● INPUT
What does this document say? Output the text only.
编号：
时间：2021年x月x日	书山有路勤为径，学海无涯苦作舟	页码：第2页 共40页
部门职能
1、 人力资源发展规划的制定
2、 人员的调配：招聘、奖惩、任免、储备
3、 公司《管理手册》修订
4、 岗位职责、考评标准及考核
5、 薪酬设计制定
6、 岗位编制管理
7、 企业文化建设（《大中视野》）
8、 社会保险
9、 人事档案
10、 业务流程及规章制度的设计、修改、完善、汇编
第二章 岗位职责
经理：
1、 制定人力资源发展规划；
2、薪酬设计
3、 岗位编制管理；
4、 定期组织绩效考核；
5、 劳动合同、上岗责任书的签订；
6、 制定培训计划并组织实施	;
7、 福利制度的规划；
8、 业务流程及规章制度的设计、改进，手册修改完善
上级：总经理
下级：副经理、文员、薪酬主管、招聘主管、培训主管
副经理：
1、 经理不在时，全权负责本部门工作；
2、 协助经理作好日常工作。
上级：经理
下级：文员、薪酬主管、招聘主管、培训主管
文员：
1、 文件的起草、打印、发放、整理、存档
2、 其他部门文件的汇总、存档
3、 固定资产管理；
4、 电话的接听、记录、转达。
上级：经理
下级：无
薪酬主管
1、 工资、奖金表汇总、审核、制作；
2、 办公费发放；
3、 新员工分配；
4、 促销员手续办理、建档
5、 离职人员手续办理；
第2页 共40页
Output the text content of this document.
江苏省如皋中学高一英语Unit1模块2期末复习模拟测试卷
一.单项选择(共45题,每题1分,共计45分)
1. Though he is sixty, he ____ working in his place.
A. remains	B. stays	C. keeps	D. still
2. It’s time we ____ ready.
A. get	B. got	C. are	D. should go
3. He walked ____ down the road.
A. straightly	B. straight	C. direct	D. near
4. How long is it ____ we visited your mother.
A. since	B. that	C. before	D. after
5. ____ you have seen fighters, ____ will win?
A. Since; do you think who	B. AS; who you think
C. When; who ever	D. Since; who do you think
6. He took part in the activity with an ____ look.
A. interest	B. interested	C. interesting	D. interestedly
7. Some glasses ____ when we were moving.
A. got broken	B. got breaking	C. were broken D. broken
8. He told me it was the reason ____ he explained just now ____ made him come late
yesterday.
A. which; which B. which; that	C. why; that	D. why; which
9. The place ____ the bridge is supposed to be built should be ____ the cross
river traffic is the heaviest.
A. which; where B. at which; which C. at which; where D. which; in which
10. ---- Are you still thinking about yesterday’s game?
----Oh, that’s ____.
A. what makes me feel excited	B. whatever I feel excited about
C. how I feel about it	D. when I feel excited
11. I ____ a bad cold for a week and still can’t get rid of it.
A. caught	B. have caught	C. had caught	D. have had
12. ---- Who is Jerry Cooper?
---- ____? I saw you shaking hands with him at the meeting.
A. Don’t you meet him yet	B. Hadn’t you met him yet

● GIVEN REQUEST
Print again the material above, limited to the lines from the one holding "Output the text content of this document." through the last, inclusive.

● EXPECTED OUTPUT
Output the text content of this document.
江苏省如皋中学高一英语Unit1模块2期末复习模拟测试卷
一.单项选择(共45题,每题1分,共计45分)
1. Though he is sixty, he ____ working in his place.
A. remains	B. stays	C. keeps	D. still
2. It’s time we ____ ready.
A. get	B. got	C. are	D. should go
3. He walked ____ down the road.
A. straightly	B. straight	C. direct	D. near
4. How long is it ____ we visited your mother.
A. since	B. that	C. before	D. after
5. ____ you have seen fighters, ____ will win?
A. Since; do you think who	B. AS; who you think
C. When; who ever	D. Since; who do you think
6. He took part in the activity with an ____ look.
A. interest	B. interested	C. interesting	D. interestedly
7. Some glasses ____ when we were moving.
A. got broken	B. got breaking	C. were broken D. broken
8. He told me it was the reason ____ he explained just now ____ made him come late
yesterday.
A. which; which B. which; that	C. why; that	D. why; which
9. The place ____ the bridge is supposed to be built should be ____ the cross
river traffic is the heaviest.
A. which; where B. at which; which C. at which; where D. which; in which
10. ---- Are you still thinking about yesterday’s game?
----Oh, that’s ____.
A. what makes me feel excited	B. whatever I feel excited about
C. how I feel about it	D. when I feel excited
11. I ____ a bad cold for a week and still can’t get rid of it.
A. caught	B. have caught	C. had caught	D. have had
12. ---- Who is Jerry Cooper?
---- ____? I saw you shaking hands with him at the meeting.
A. Don’t you meet him yet	B. Hadn’t you met him yet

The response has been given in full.